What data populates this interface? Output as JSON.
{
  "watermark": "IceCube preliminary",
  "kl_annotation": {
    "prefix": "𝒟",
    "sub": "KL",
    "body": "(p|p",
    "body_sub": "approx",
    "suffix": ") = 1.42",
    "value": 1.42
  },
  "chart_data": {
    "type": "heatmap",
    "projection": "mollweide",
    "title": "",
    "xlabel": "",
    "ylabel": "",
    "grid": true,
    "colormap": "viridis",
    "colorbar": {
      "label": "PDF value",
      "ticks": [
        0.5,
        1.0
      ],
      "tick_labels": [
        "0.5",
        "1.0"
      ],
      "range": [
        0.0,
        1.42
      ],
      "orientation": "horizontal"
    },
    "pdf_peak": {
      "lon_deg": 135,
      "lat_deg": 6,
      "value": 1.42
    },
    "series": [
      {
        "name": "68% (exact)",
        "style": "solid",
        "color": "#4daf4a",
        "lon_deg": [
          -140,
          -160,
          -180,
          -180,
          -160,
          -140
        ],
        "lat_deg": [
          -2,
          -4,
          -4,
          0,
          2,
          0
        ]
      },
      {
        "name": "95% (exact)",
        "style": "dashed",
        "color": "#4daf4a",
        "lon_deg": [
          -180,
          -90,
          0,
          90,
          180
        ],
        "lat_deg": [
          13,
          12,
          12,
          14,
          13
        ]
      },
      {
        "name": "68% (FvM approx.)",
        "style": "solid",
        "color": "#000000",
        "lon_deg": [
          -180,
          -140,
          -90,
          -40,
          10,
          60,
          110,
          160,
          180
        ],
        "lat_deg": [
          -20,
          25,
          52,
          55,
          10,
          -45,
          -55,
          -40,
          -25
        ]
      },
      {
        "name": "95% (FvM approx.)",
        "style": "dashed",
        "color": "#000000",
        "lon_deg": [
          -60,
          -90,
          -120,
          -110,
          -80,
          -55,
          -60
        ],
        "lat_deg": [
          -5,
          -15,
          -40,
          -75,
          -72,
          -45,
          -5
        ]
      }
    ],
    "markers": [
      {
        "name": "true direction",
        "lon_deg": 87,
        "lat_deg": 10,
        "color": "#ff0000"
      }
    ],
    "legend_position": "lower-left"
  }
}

Written exercise => Pick out the lines above containing the word "name", then copy them.

Correct output =>
        "name": "68% (exact)",
        "name": "95% (exact)",
        "name": "68% (FvM approx.)",
        "name": "95% (FvM approx.)",
        "name": "true direction",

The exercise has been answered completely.